Lines holding the string "Scope" are the ones to copy; find them all in the data.

--- begin ---

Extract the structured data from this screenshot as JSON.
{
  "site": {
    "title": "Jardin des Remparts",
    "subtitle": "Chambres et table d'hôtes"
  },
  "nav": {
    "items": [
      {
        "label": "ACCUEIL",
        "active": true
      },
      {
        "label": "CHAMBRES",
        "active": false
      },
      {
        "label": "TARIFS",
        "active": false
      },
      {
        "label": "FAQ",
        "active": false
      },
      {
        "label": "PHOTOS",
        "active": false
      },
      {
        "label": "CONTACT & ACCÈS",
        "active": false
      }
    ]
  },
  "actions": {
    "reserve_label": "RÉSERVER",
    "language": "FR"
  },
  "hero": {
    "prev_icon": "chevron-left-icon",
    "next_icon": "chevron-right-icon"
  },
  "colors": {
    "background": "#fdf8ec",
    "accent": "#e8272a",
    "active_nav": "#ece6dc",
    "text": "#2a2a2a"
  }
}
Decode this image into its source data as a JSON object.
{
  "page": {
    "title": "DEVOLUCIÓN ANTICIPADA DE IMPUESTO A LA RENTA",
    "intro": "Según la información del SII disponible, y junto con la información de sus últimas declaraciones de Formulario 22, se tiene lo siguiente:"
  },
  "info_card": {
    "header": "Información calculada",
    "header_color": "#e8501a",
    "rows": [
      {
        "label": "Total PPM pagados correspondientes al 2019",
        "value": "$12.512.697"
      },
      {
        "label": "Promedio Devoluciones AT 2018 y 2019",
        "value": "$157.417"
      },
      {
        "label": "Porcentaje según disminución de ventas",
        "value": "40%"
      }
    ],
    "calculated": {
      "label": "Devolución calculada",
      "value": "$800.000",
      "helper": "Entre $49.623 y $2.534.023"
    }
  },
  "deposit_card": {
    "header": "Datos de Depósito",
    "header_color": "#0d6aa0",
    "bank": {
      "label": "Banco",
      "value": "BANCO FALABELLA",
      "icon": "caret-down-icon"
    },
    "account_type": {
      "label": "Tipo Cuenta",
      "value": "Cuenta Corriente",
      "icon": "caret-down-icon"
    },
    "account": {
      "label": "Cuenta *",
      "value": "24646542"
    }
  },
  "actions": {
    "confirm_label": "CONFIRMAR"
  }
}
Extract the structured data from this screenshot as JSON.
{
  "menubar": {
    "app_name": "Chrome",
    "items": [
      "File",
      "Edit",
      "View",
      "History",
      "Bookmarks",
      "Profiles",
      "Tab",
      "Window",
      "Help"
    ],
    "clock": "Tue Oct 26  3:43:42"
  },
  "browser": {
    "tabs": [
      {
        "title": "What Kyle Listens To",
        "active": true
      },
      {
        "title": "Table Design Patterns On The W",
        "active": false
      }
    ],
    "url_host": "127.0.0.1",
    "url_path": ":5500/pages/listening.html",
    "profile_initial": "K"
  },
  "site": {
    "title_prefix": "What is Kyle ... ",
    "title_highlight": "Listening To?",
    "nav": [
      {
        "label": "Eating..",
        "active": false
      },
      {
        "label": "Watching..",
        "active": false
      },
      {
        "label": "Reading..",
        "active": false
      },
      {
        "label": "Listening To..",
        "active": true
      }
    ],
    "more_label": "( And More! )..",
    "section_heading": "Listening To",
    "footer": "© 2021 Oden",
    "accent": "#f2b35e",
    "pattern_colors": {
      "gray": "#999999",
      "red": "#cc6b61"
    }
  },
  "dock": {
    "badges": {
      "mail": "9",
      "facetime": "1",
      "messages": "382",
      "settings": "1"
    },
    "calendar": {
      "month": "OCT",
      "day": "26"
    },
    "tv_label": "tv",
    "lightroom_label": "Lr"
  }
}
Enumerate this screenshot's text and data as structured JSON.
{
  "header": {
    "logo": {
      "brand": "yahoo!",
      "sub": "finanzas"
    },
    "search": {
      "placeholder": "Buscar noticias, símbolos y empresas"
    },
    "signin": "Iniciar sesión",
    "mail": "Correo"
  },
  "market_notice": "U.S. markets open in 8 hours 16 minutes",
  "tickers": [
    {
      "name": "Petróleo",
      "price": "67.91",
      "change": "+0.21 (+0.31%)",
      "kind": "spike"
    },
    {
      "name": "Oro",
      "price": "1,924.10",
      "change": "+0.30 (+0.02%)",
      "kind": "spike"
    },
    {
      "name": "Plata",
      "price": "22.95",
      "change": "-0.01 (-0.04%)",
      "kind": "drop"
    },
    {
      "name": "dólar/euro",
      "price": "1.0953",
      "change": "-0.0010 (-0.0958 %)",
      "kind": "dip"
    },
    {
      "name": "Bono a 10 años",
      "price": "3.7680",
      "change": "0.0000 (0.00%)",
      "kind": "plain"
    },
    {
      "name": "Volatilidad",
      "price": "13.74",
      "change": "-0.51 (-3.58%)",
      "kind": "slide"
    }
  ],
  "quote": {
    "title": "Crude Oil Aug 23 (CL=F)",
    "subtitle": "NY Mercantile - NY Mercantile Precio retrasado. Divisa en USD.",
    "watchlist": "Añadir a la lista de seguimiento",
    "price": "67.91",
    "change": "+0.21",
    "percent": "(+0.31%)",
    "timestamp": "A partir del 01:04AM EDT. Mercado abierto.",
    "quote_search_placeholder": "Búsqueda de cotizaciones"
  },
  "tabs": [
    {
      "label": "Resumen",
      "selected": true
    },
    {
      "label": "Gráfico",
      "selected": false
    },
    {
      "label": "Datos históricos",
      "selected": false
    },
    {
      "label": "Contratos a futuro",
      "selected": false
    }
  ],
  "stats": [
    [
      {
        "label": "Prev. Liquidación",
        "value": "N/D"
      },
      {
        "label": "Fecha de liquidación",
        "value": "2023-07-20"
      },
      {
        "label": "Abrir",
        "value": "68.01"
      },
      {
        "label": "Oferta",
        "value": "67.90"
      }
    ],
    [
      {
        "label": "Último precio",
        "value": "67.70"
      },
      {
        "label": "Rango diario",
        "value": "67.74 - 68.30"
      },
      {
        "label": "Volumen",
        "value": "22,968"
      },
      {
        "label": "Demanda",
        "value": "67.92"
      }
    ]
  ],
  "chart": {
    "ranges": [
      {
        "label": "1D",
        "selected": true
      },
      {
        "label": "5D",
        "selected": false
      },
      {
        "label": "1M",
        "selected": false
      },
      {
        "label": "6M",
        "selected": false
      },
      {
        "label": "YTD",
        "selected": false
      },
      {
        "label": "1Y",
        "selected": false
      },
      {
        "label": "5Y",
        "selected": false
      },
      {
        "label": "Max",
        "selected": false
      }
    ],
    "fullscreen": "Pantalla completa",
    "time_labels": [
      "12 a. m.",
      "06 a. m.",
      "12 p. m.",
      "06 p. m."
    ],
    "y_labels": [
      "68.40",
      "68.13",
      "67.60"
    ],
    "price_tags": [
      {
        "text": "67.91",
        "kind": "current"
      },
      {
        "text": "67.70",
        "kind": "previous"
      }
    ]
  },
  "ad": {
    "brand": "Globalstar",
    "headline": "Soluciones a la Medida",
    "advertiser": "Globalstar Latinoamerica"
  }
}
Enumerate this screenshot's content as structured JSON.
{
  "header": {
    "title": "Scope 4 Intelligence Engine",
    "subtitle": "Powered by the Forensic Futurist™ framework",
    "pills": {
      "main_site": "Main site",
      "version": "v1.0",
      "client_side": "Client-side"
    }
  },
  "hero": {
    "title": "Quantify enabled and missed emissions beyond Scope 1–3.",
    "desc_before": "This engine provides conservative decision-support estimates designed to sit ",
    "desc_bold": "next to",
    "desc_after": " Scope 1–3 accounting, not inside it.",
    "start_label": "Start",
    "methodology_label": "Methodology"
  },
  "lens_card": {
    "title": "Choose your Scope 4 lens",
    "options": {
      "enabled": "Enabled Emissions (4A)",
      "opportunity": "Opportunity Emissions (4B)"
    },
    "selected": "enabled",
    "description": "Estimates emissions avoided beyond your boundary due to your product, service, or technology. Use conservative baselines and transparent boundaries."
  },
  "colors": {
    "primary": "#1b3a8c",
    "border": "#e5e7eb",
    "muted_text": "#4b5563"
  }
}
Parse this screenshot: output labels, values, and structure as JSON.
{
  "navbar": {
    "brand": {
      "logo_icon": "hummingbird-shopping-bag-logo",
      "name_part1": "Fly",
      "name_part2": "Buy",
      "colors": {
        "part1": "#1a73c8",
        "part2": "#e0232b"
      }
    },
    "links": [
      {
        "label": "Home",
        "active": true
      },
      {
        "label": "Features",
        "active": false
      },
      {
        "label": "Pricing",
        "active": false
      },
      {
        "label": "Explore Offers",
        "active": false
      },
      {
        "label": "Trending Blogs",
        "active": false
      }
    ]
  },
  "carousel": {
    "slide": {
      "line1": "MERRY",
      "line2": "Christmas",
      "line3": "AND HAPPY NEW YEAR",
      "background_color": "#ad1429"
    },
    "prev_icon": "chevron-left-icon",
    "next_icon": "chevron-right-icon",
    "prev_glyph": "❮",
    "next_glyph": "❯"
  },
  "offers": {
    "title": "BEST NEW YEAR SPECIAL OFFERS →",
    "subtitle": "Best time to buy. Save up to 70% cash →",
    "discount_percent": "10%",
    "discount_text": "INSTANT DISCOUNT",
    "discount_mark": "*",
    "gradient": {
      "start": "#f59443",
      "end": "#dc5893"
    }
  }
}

--- end ---

_ANSWER IN FULL_.
    "title": "Scope 4 Intelligence Engine",
    "title": "Quantify enabled and missed emissions beyond Scope 1–3.",
    "desc_after": " Scope 1–3 accounting, not inside it.",
    "title": "Choose your Scope 4 lens",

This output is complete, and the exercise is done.